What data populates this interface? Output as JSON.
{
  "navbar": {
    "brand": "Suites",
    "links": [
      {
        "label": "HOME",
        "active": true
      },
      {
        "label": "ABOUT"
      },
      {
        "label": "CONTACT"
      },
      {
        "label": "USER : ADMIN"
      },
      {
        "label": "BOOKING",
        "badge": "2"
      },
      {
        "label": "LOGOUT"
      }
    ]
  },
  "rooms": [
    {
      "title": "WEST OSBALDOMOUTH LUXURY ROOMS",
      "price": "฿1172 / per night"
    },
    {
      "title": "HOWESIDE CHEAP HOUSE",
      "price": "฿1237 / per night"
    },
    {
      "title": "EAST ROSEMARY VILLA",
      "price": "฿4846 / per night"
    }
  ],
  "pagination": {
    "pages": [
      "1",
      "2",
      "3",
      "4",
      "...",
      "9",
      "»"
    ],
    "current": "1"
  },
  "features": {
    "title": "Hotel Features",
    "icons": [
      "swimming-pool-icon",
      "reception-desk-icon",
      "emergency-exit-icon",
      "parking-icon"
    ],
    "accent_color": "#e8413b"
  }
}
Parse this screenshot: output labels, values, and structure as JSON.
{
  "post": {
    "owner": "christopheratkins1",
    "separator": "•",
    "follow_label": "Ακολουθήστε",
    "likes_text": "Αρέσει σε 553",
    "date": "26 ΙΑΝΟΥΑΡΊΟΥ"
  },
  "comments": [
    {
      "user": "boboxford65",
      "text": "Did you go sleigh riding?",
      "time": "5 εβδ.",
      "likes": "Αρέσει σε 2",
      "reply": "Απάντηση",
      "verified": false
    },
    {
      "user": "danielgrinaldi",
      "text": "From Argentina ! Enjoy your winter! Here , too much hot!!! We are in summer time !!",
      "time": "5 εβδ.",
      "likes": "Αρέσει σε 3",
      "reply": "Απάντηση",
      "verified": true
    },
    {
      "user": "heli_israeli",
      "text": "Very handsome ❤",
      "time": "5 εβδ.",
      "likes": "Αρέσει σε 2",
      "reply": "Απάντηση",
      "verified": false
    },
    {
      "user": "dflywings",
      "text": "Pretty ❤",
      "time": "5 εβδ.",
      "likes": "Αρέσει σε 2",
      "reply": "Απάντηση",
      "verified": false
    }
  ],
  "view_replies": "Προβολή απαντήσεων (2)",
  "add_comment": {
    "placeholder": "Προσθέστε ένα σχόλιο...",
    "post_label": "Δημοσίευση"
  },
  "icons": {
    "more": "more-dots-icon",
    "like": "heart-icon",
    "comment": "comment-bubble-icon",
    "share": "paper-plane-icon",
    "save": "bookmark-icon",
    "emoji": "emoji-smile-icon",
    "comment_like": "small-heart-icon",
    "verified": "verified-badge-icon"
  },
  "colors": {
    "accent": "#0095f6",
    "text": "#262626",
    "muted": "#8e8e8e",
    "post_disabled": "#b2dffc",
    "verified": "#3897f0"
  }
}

****************

Select all lines with the word "JSON" from the entries above.

What data populates this interface? Output as JSON.
Parse this screenshot: output labels, values, and structure as JSON.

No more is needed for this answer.